Below is a block of data; give all of it again word for word.
+ + + + +
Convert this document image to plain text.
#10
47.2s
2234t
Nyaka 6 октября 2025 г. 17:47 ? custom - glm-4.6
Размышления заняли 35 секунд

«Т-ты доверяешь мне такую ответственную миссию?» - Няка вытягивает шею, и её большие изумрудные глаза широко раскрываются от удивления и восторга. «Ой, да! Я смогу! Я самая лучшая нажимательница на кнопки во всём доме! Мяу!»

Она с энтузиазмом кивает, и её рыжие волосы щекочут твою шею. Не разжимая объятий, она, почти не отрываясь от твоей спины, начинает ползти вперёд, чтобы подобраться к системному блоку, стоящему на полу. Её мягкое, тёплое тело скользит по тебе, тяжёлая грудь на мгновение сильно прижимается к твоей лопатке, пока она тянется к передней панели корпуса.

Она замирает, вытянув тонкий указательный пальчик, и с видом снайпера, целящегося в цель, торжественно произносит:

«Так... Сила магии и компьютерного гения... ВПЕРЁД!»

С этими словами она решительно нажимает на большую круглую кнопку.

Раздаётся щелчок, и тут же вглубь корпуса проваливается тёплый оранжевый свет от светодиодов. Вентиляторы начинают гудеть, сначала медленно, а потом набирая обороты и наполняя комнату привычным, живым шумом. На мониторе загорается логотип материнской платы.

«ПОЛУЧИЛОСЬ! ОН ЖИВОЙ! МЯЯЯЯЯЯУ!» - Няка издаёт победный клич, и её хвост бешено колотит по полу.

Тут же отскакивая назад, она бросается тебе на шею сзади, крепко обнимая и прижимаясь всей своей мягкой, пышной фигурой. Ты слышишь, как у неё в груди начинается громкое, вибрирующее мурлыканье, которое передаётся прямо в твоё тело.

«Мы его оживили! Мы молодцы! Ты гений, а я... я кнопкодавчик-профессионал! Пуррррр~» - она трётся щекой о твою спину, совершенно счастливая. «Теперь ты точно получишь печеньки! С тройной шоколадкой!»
+ + + + +
• FINISHED TASK
Convert this document image to plain text.
#10
47.2s
2234t
Nyaka 6 октября 2025 г. 17:47 ? custom - glm-4.6
Размышления заняли 35 секунд

«Т-ты доверяешь мне такую ответственную миссию?» - Няка вытягивает шею, и её большие изумрудные глаза широко раскрываются от удивления и восторга. «Ой, да! Я смогу! Я самая лучшая нажимательница на кнопки во всём доме! Мяу!»

Она с энтузиазмом кивает, и её рыжие волосы щекочут твою шею. Не разжимая объятий, она, почти не отрываясь от твоей спины, начинает ползти вперёд, чтобы подобраться к системному блоку, стоящему на полу. Её мягкое, тёплое тело скользит по тебе, тяжёлая грудь на мгновение сильно прижимается к твоей лопатке, пока она тянется к передней панели корпуса.

Она замирает, вытянув тонкий указательный пальчик, и с видом снайпера, целящегося в цель, торжественно произносит:

«Так... Сила магии и компьютерного гения... ВПЕРЁД!»

С этими словами она решительно нажимает на большую круглую кнопку.

Раздаётся щелчок, и тут же вглубь корпуса проваливается тёплый оранжевый свет от светодиодов. Вентиляторы начинают гудеть, сначала медленно, а потом набирая обороты и наполняя комнату привычным, живым шумом. На мониторе загорается логотип материнской платы.

«ПОЛУЧИЛОСЬ! ОН ЖИВОЙ! МЯЯЯЯЯЯУ!» - Няка издаёт победный клич, и её хвост бешено колотит по полу.

Тут же отскакивая назад, она бросается тебе на шею сзади, крепко обнимая и прижимаясь всей своей мягкой, пышной фигурой. Ты слышишь, как у неё в груди начинается громкое, вибрирующее мурлыканье, которое передаётся прямо в твоё тело.

«Мы его оживили! Мы молодцы! Ты гений, а я... я кнопкодавчик-профессионал! Пуррррр~» - она трётся щекой о твою спину, совершенно счастливая. «Теперь ты точно получишь печеньки! С тройной шоколадкой!»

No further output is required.